TASK GOAL:
From the entries below, pull out every line that contains the string "YTimetcpping".

## begin

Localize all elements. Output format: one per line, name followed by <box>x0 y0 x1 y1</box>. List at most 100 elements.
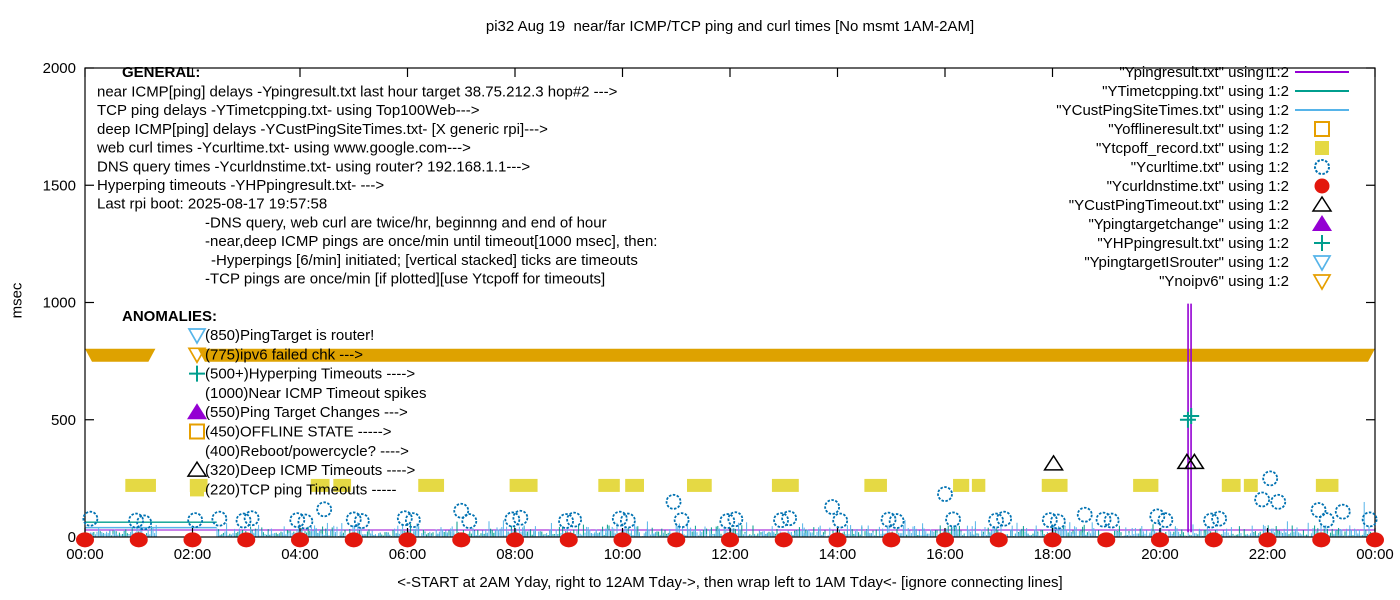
dns-point <box>667 532 686 548</box>
curl-point <box>297 513 314 530</box>
general-line: deep ICMP[ping] delays -YCustPingSiteTim… <box>97 121 548 138</box>
legend-label: "Ytcpoff_record.txt" using 1:2 <box>1096 140 1289 157</box>
curl-point <box>937 486 953 502</box>
tcpoff-square <box>1315 478 1339 492</box>
legend-entry: "Ypingresult.txt" using 1:2 <box>1119 64 1349 81</box>
curl-point <box>461 513 478 529</box>
x-tick-label: 06:00 <box>389 546 427 563</box>
y-tick-label: 1000 <box>43 295 76 312</box>
curl-point <box>611 510 628 527</box>
curl-point <box>243 510 260 527</box>
dns-point <box>506 532 524 548</box>
tri-up-fill-icon <box>187 403 207 420</box>
dns-point <box>613 532 632 548</box>
dns-point <box>398 532 417 548</box>
x-tick-label: 12:00 <box>711 546 749 563</box>
x-tick-label: 02:00 <box>174 546 212 563</box>
curl-point <box>1049 513 1066 530</box>
tri-up-open-icon <box>186 460 208 477</box>
curl-point <box>1270 493 1287 510</box>
sq-fill-icon <box>190 482 204 497</box>
dns-point <box>452 532 471 548</box>
dns-point <box>129 532 148 548</box>
curl-point <box>781 510 798 527</box>
dns-point <box>1043 532 1062 548</box>
legend-entry: "Ycurldnstime.txt" using 1:2 <box>1107 178 1330 195</box>
dns-point <box>1097 532 1116 548</box>
deep-icmp-timeout-point <box>1043 454 1064 471</box>
anomalies-heading: ANOMALIES: <box>122 308 217 325</box>
tcpoff-square <box>310 478 330 492</box>
curl-point <box>773 512 789 529</box>
dns-point <box>344 532 363 548</box>
tcpoff-square <box>953 478 970 492</box>
legend-label: "Ypingresult.txt" using 1:2 <box>1119 64 1289 81</box>
legend-entry: "YCustPingSiteTimes.txt" using 1:2 <box>1056 102 1349 119</box>
dns-point <box>76 532 94 548</box>
curl-point <box>396 510 413 527</box>
x-tick-label: 20:00 <box>1141 546 1179 563</box>
y-tick-label: 0 <box>68 529 76 546</box>
chart-title: pi32 Aug 19 near/far ICMP/TCP ping and c… <box>485 18 975 35</box>
x-axis-label: <-START at 2AM Yday, right to 12AM Tday-… <box>397 574 1063 591</box>
tcpoff-square <box>333 478 352 492</box>
dns-point <box>1204 532 1223 548</box>
dns-point <box>989 532 1008 548</box>
general-line: -DNS query, web curl are twice/hr, begin… <box>205 214 607 231</box>
curl-point <box>136 514 153 531</box>
legend-entry: "YHPpingresult.txt" using 1:2 <box>1097 235 1330 252</box>
general-line: DNS query times -Ycurldnstime.txt- using… <box>97 158 530 175</box>
curl-point <box>1318 512 1335 529</box>
dns-point <box>828 532 847 548</box>
legend-label: "YHPpingresult.txt" using 1:2 <box>1097 235 1289 252</box>
x-tick-label: 08:00 <box>496 546 534 563</box>
general-line: -near,deep ICMP pings are once/min until… <box>205 233 657 250</box>
legend: "Ypingresult.txt" using 1:2 "YTimetcpping… <box>1056 64 1349 291</box>
legend-label: "YTimetcpping.txt" using 1:2 <box>1102 83 1289 100</box>
curl-point <box>316 501 333 518</box>
anomaly-line: (400)Reboot/powercycle? ----> <box>205 443 409 460</box>
dns-point <box>1151 532 1169 548</box>
curl-point <box>504 511 521 528</box>
sq-fill-icon <box>1315 141 1329 155</box>
curl-point <box>619 512 636 529</box>
dns-point <box>1258 532 1277 548</box>
dns-point <box>291 532 309 548</box>
legend-entry: "Ycurltime.txt" using 1:2 <box>1131 159 1330 176</box>
curl-point <box>888 513 905 529</box>
general-line: near ICMP[ping] delays -Ypingresult.txt … <box>97 84 618 101</box>
curl-point <box>1254 491 1271 508</box>
noipv6-band <box>85 348 156 362</box>
dns-point <box>559 532 578 548</box>
curl-series <box>82 470 1378 531</box>
tcpoff-square <box>509 478 538 492</box>
legend-label: "Ycurltime.txt" using 1:2 <box>1131 159 1289 176</box>
curl-point <box>832 512 849 529</box>
anomaly-line: (450)OFFLINE STATE -----> <box>205 424 392 441</box>
dns-point <box>882 532 901 548</box>
curl-point <box>880 511 897 528</box>
legend-label: "YCustPingTimeout.txt" using 1:2 <box>1069 197 1289 214</box>
curl-point <box>345 511 362 528</box>
legend-label: "Ypingtargetchange" using 1:2 <box>1088 216 1289 233</box>
dns-series <box>76 532 1384 548</box>
legend-label: "Ycurldnstime.txt" using 1:2 <box>1107 178 1289 195</box>
curl-point <box>988 512 1004 529</box>
x-tick-label: 22:00 <box>1249 546 1287 563</box>
hyperping-timeout-point <box>1179 411 1196 428</box>
curl-point <box>1310 502 1327 518</box>
legend-label: "YpingtargetISrouter" using 1:2 <box>1084 254 1289 271</box>
curl-point <box>719 513 736 529</box>
y-tick-label: 1500 <box>43 177 76 194</box>
curl-point <box>1334 503 1351 520</box>
legend-label: "YCustPingSiteTimes.txt" using 1:2 <box>1056 102 1289 119</box>
legend-label: "Ynoipv6" using 1:2 <box>1159 273 1289 290</box>
dns-point <box>1366 532 1384 548</box>
general-line: Hyperping timeouts -YHPpingresult.txt- -… <box>97 177 384 194</box>
curl-point <box>128 512 144 529</box>
curl-point <box>353 513 370 529</box>
tcpoff-square <box>418 478 445 492</box>
curl-point <box>945 511 961 528</box>
x-tick-label: 16:00 <box>926 546 964 563</box>
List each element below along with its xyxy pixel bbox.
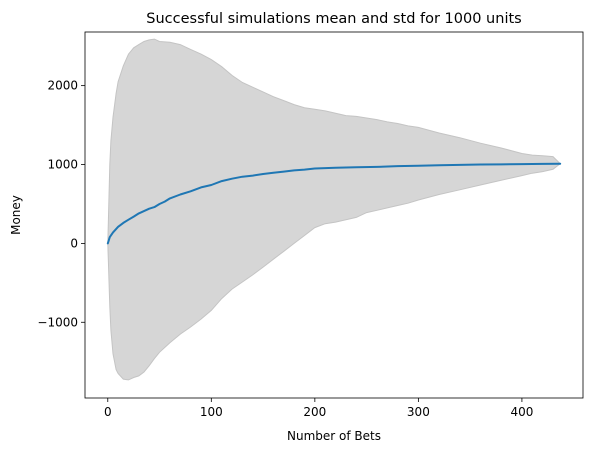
mean-line-layer <box>106 162 562 245</box>
y-tick-label: 1000 <box>47 158 78 172</box>
y-tick-label: 0 <box>70 236 78 250</box>
y-tick-label: 2000 <box>47 79 78 93</box>
x-tick-label: 400 <box>510 405 533 419</box>
chart-title: Successful simulations mean and std for … <box>146 11 521 27</box>
mean-line <box>106 162 562 245</box>
y-axis-ticks: −1000 0 1000 2000 <box>37 79 85 329</box>
y-axis-label: Money <box>9 195 23 235</box>
x-tick-label: 0 <box>104 405 112 419</box>
y-tick-label: −1000 <box>37 315 78 329</box>
x-tick-label: 200 <box>303 405 326 419</box>
x-axis-ticks: 0 100 200 300 400 <box>104 398 533 419</box>
plot-frame <box>84 31 584 399</box>
x-tick-label: 100 <box>200 405 223 419</box>
x-tick-label: 300 <box>407 405 430 419</box>
x-axis-label: Number of Bets <box>287 429 381 443</box>
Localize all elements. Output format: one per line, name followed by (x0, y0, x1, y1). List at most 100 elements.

## end

ANSWER FOR THIS EXERCISE:
legend: "Ypingresult.txt" using 1:2 "YTimetcpping… <box>1056 64 1349 291</box>
legend-label: "YTimetcpping.txt" using 1:2 <box>1102 83 1289 100</box>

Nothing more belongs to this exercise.